First, can Billy Butler play a passable first base on a regular basis at least for a season or two? KC has mentioned his availability. He is quite affordable. Second, KC is in win now mode so would they deal a piece like Jorge Bonafacio OF who is still 2 to 3 years away from contributing. I believe the teams had a few conversations last year when discussing a potential Lester for Myers deal so have some familiarity with each other. But I wonder if there's a deal somewhere in the generalities of Peavy, Ranaudo, and Brentz for Butler, Hochevar and J. Bonafacio. Perhaps not perfectly balanced in value but a starting thought point. Peavy's 2014 AAV salary is 16.5 mil towards the cap. Butler and Hochevar would be somewhere around 13 mil. Would KC add 3.5 mil to the payroll to add a pitcher they would control for 2 seasons plus an arm that could fill in to the back of the rotation as soon as late this season and a power bat that could take some at bats in the DH spot in place of Butler. Sox would save a few bucks, add a short term answer at first at a cheaper rate than anything on the market, a solid bull pen arm who's finally found his home, and a young upside OF with future power which the system lacks at almost all levels. Maybe KC argues for Workman over Ranaudo here. Who knows but the concept seems to work. Under this scenario I would like to see the team be aggressive on the Tanaka front to fill the rotation loss. Essentially using zero payroll to add a bullpen arm and the hole at first. Butler would slide nicely into the lineup as a hitter after Ortiz. The team could then still add either McCann at C and a cheap OFer like Young or Ruiz at C and a higher level OF like resigning Ellsbury or adding Granderson.

▶ [ROWS]:
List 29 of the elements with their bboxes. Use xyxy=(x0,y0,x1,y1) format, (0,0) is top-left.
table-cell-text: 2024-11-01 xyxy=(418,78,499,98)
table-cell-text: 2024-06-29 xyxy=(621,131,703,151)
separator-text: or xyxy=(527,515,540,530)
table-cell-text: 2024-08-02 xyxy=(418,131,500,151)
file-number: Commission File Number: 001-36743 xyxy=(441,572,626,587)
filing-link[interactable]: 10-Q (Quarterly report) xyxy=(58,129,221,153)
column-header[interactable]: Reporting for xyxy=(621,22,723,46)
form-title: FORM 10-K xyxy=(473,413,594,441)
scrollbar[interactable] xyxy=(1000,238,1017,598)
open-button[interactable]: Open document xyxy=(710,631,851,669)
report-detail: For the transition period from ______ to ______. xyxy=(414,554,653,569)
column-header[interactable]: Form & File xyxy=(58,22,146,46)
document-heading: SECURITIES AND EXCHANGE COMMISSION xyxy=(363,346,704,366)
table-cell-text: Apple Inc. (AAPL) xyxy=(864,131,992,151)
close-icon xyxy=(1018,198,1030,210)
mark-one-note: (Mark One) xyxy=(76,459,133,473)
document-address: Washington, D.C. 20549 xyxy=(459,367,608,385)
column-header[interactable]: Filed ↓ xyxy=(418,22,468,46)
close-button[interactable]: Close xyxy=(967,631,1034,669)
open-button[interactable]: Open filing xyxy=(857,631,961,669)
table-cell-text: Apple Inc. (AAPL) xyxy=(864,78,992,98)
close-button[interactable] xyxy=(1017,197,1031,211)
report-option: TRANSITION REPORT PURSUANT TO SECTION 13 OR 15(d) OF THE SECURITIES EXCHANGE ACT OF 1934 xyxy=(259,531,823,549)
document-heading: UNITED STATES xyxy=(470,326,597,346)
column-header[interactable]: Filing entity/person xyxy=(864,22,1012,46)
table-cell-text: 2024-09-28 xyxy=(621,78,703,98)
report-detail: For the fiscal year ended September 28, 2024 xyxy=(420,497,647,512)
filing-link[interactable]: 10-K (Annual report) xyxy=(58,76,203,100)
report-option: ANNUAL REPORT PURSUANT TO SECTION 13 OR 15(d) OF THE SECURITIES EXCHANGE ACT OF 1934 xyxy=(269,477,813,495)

▶ [GIVEN PROBLEM]:
In the trade proposal, what is Peavy's 2014 AAV salary toward the cap?

▶ [SOLUTION FOR THIS EXERCISE]:
16.5 million